SET TASK »
Could you transcribe every record below exactly as written, leaving out any pictures?

Collected data entries:

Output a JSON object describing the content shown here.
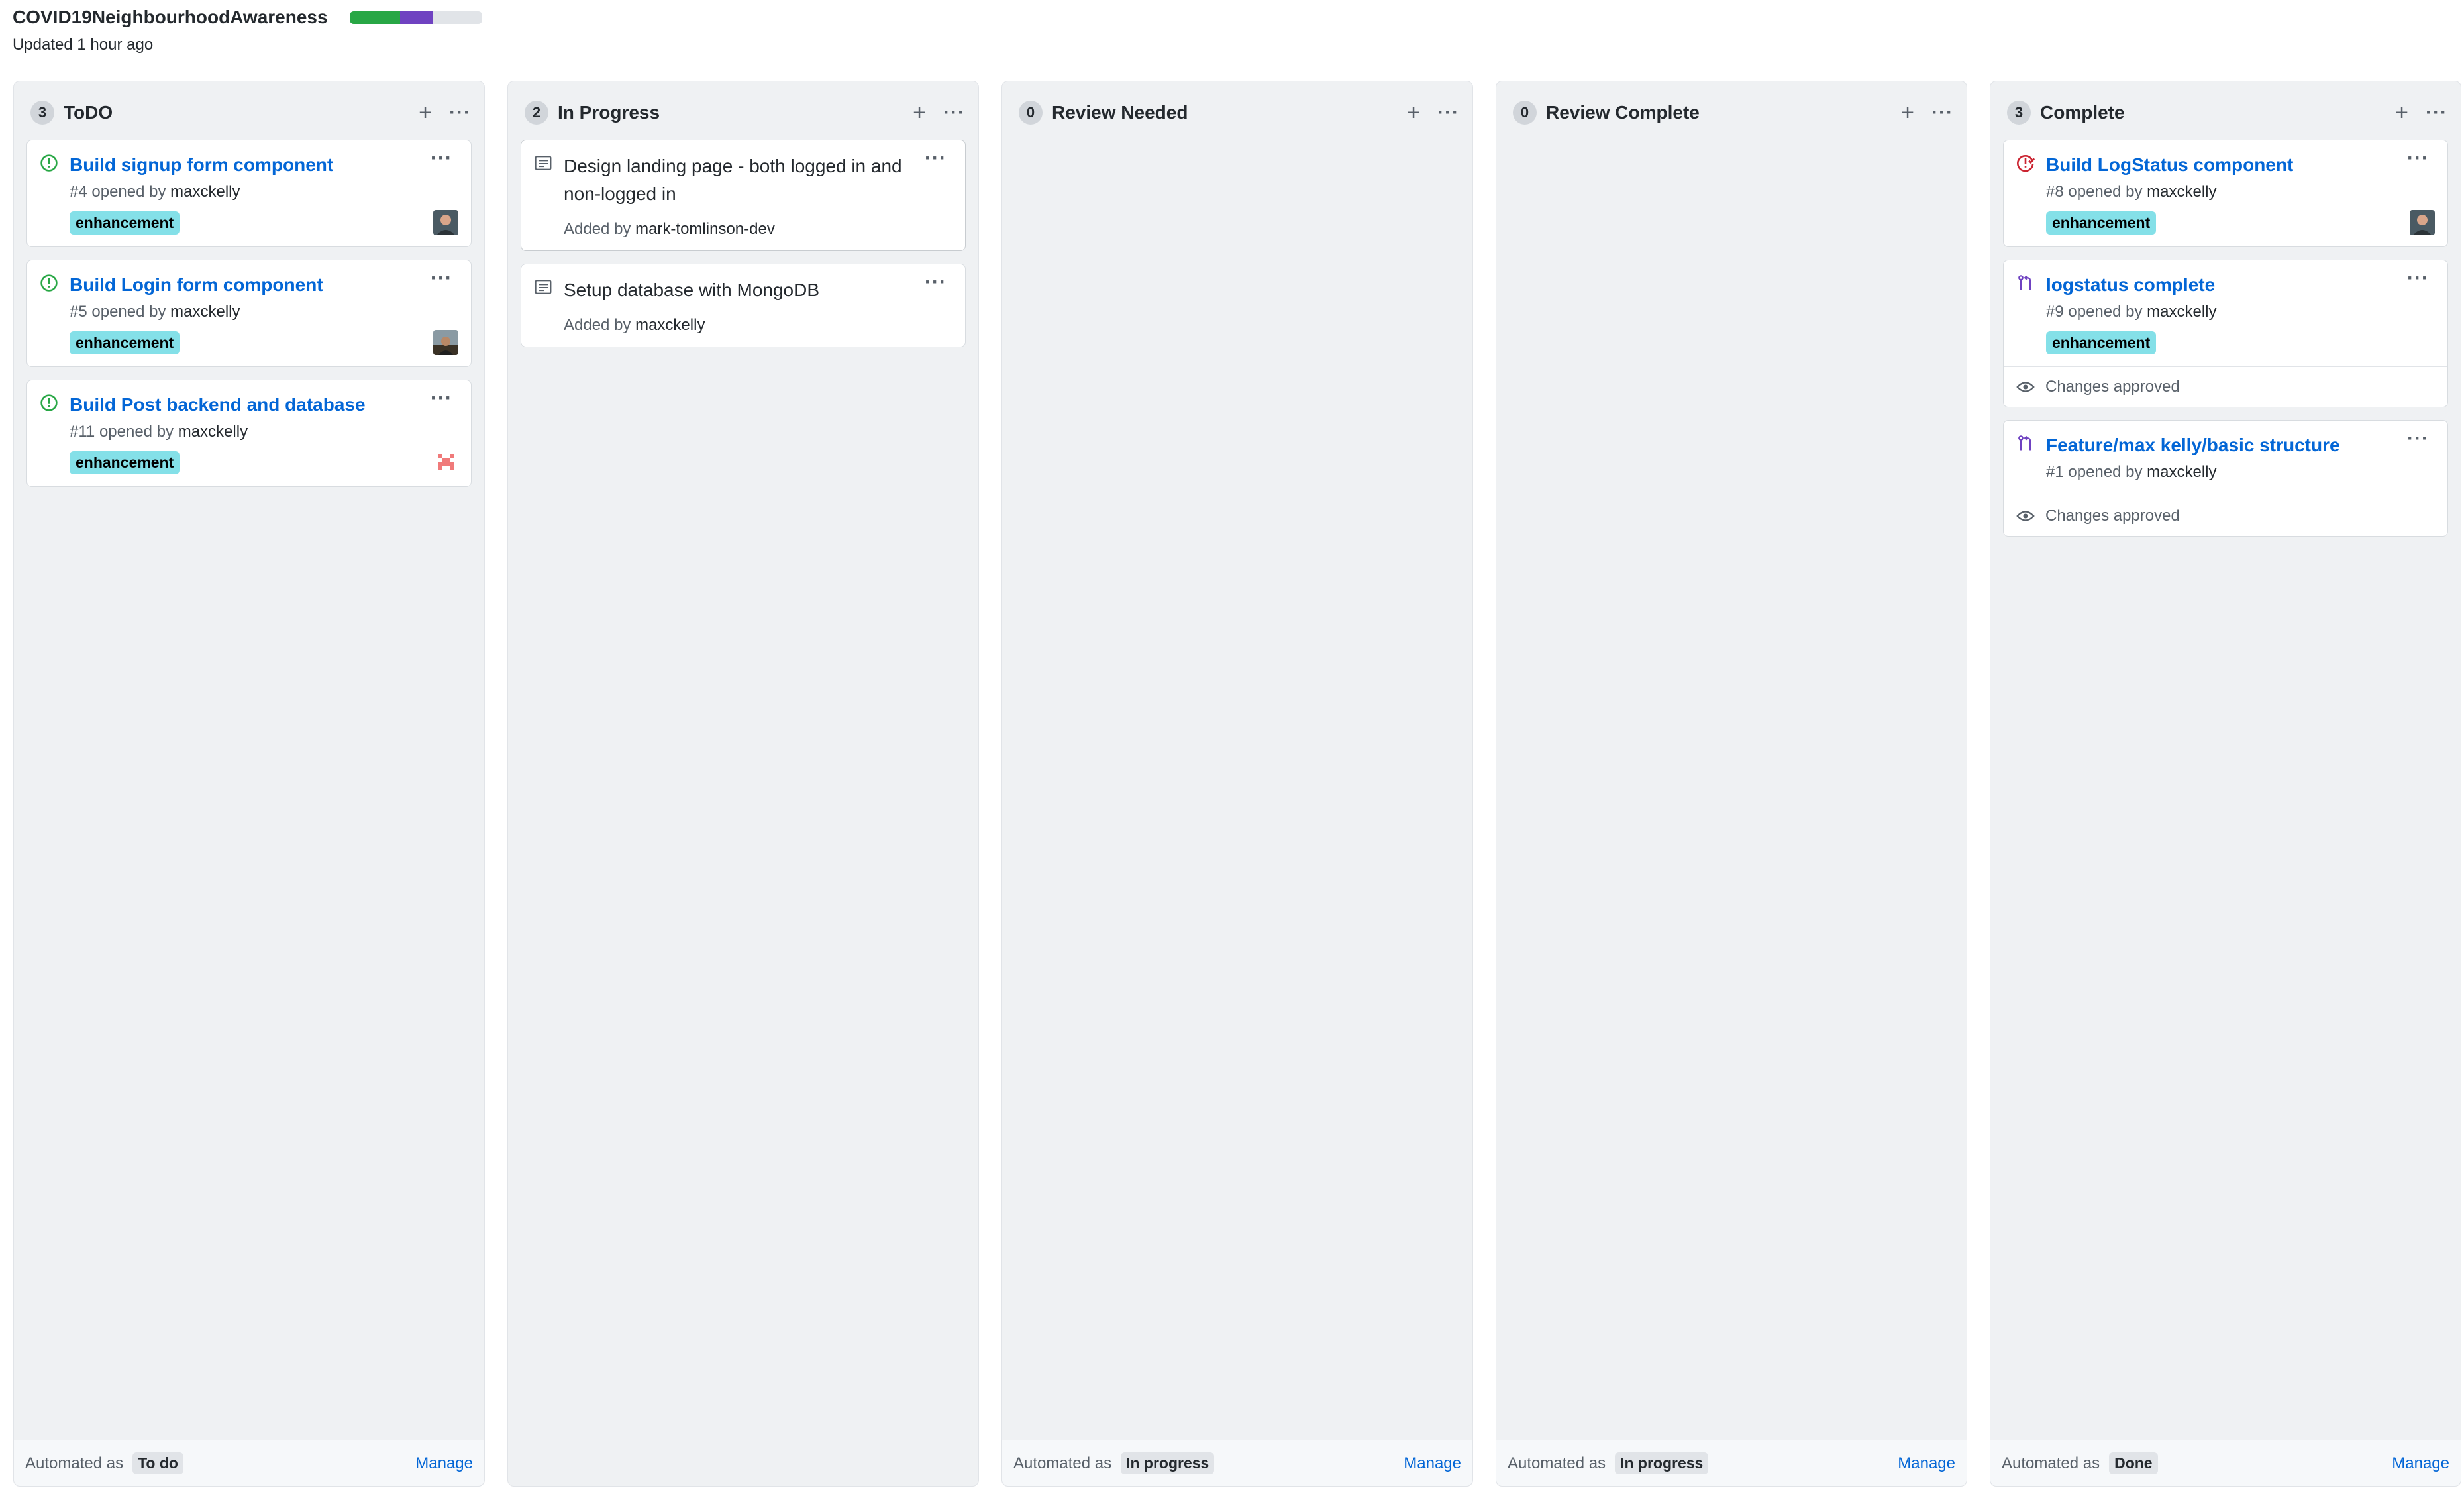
{
  "board": {
    "title": "COVID19NeighbourhoodAwareness",
    "updated": "Updated 1 hour ago",
    "progress": [
      {
        "color": "#28a745",
        "fraction": 0.38
      },
      {
        "color": "#6f42c1",
        "fraction": 0.25
      }
    ]
  },
  "colors": {
    "link": "#0366d6",
    "issue_open": "#28a745",
    "issue_closed": "#cb2431",
    "pr_merged": "#6f42c1",
    "label_bg": "#84e0e8"
  },
  "columns": [
    {
      "count": "3",
      "title": "ToDO",
      "automated_label": "Automated as",
      "automated_value": "To do",
      "manage": "Manage",
      "cards": [
        {
          "type": "issue-open",
          "icon": "issue-opened-icon",
          "title": "Build signup form component",
          "number": "#4",
          "opened_by": "opened by",
          "author": "maxckelly",
          "label": "enhancement",
          "avatar": "avatar-1"
        },
        {
          "type": "issue-open",
          "icon": "issue-opened-icon",
          "title": "Build Login form component",
          "number": "#5",
          "opened_by": "opened by",
          "author": "maxckelly",
          "label": "enhancement",
          "avatar": "avatar-2"
        },
        {
          "type": "issue-open",
          "icon": "issue-opened-icon",
          "title": "Build Post backend and database",
          "number": "#11",
          "opened_by": "opened by",
          "author": "maxckelly",
          "label": "enhancement",
          "avatar": "avatar-3"
        }
      ]
    },
    {
      "count": "2",
      "title": "In Progress",
      "automated_label": "",
      "automated_value": "",
      "manage": "",
      "cards": [
        {
          "type": "note",
          "icon": "note-icon",
          "text": "Design landing page - both logged in and non-logged in",
          "added_by": "Added by",
          "author": "mark-tomlinson-dev"
        },
        {
          "type": "note",
          "icon": "note-icon",
          "text": "Setup database with MongoDB",
          "added_by": "Added by",
          "author": "maxckelly"
        }
      ]
    },
    {
      "count": "0",
      "title": "Review Needed",
      "automated_label": "Automated as",
      "automated_value": "In progress",
      "manage": "Manage",
      "cards": []
    },
    {
      "count": "0",
      "title": "Review Complete",
      "automated_label": "Automated as",
      "automated_value": "In progress",
      "manage": "Manage",
      "cards": []
    },
    {
      "count": "3",
      "title": "Complete",
      "automated_label": "Automated as",
      "automated_value": "Done",
      "manage": "Manage",
      "cards": [
        {
          "type": "issue-closed",
          "icon": "issue-closed-icon",
          "title": "Build LogStatus component",
          "number": "#8",
          "opened_by": "opened by",
          "author": "maxckelly",
          "label": "enhancement",
          "avatar": "avatar-1"
        },
        {
          "type": "pr",
          "icon": "pull-request-icon",
          "title": "logstatus complete",
          "number": "#9",
          "opened_by": "opened by",
          "author": "maxckelly",
          "label": "enhancement",
          "review": "Changes approved"
        },
        {
          "type": "pr",
          "icon": "pull-request-icon",
          "title": "Feature/max kelly/basic structure",
          "number": "#1",
          "opened_by": "opened by",
          "author": "maxckelly",
          "review": "Changes approved"
        }
      ]
    }
  ]
}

SOLUTION TO THE PROBLEM »
Output a JSON object describing the content shown here.
{
  "board": {
    "title": "COVID19NeighbourhoodAwareness",
    "updated": "Updated 1 hour ago",
    "progress": [
      {
        "color": "#28a745",
        "fraction": 0.38
      },
      {
        "color": "#6f42c1",
        "fraction": 0.25
      }
    ]
  },
  "colors": {
    "link": "#0366d6",
    "issue_open": "#28a745",
    "issue_closed": "#cb2431",
    "pr_merged": "#6f42c1",
    "label_bg": "#84e0e8"
  },
  "columns": [
    {
      "count": "3",
      "title": "ToDO",
      "automated_label": "Automated as",
      "automated_value": "To do",
      "manage": "Manage",
      "cards": [
        {
          "type": "issue-open",
          "icon": "issue-opened-icon",
          "title": "Build signup form component",
          "number": "#4",
          "opened_by": "opened by",
          "author": "maxckelly",
          "label": "enhancement",
          "avatar": "avatar-1"
        },
        {
          "type": "issue-open",
          "icon": "issue-opened-icon",
          "title": "Build Login form component",
          "number": "#5",
          "opened_by": "opened by",
          "author": "maxckelly",
          "label": "enhancement",
          "avatar": "avatar-2"
        },
        {
          "type": "issue-open",
          "icon": "issue-opened-icon",
          "title": "Build Post backend and database",
          "number": "#11",
          "opened_by": "opened by",
          "author": "maxckelly",
          "label": "enhancement",
          "avatar": "avatar-3"
        }
      ]
    },
    {
      "count": "2",
      "title": "In Progress",
      "automated_label": "",
      "automated_value": "",
      "manage": "",
      "cards": [
        {
          "type": "note",
          "icon": "note-icon",
          "text": "Design landing page - both logged in and non-logged in",
          "added_by": "Added by",
          "author": "mark-tomlinson-dev"
        },
        {
          "type": "note",
          "icon": "note-icon",
          "text": "Setup database with MongoDB",
          "added_by": "Added by",
          "author": "maxckelly"
        }
      ]
    },
    {
      "count": "0",
      "title": "Review Needed",
      "automated_label": "Automated as",
      "automated_value": "In progress",
      "manage": "Manage",
      "cards": []
    },
    {
      "count": "0",
      "title": "Review Complete",
      "automated_label": "Automated as",
      "automated_value": "In progress",
      "manage": "Manage",
      "cards": []
    },
    {
      "count": "3",
      "title": "Complete",
      "automated_label": "Automated as",
      "automated_value": "Done",
      "manage": "Manage",
      "cards": [
        {
          "type": "issue-closed",
          "icon": "issue-closed-icon",
          "title": "Build LogStatus component",
          "number": "#8",
          "opened_by": "opened by",
          "author": "maxckelly",
          "label": "enhancement",
          "avatar": "avatar-1"
        },
        {
          "type": "pr",
          "icon": "pull-request-icon",
          "title": "logstatus complete",
          "number": "#9",
          "opened_by": "opened by",
          "author": "maxckelly",
          "label": "enhancement",
          "review": "Changes approved"
        },
        {
          "type": "pr",
          "icon": "pull-request-icon",
          "title": "Feature/max kelly/basic structure",
          "number": "#1",
          "opened_by": "opened by",
          "author": "maxckelly",
          "review": "Changes approved"
        }
      ]
    }
  ]
}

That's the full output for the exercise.